Leave out every picture, then transcribe the rest of the listing exactly.

### DATA PROVIDED
___

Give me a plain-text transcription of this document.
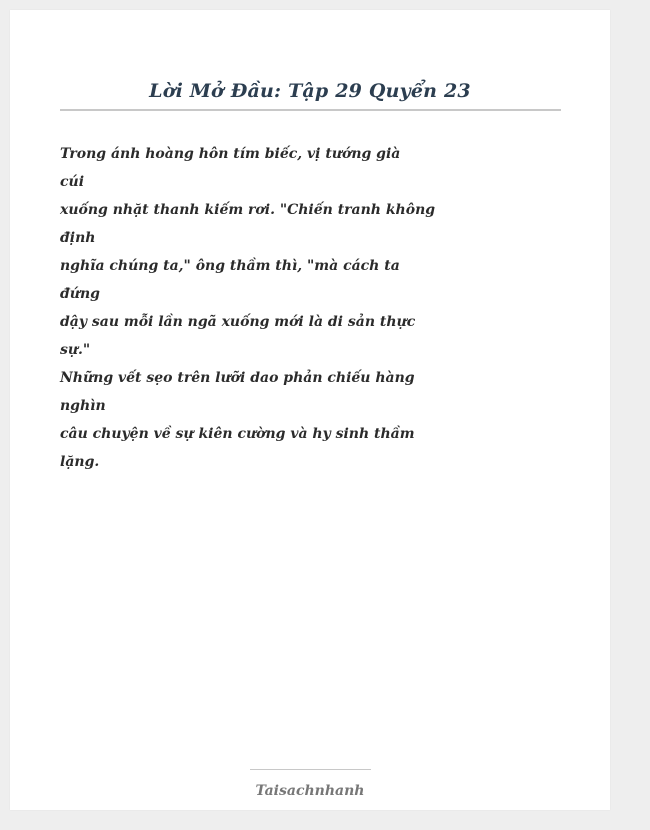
Lời Mở Đầu: Tập 29 Quyển 23
Trong ánh hoàng hôn tím biếc, vị tướng già
cúi
xuống nhặt thanh kiếm rơi. "Chiến tranh không
định
nghĩa chúng ta," ông thầm thì, "mà cách ta
đứng
dậy sau mỗi lần ngã xuống mới là di sản thực
sự."
Những vết sẹo trên lưỡi dao phản chiếu hàng
nghìn
câu chuyện về sự kiên cường và hy sinh thầm
lặng.
Taisachnhanh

___

### ANSWER BELOW
Give me a plain-text transcription of this document.
Lời Mở Đầu: Tập 29 Quyển 23
Trong ánh hoàng hôn tím biếc, vị tướng già
cúi
xuống nhặt thanh kiếm rơi. "Chiến tranh không
định
nghĩa chúng ta," ông thầm thì, "mà cách ta
đứng
dậy sau mỗi lần ngã xuống mới là di sản thực
sự."
Những vết sẹo trên lưỡi dao phản chiếu hàng
nghìn
câu chuyện về sự kiên cường và hy sinh thầm
lặng.
Taisachnhanh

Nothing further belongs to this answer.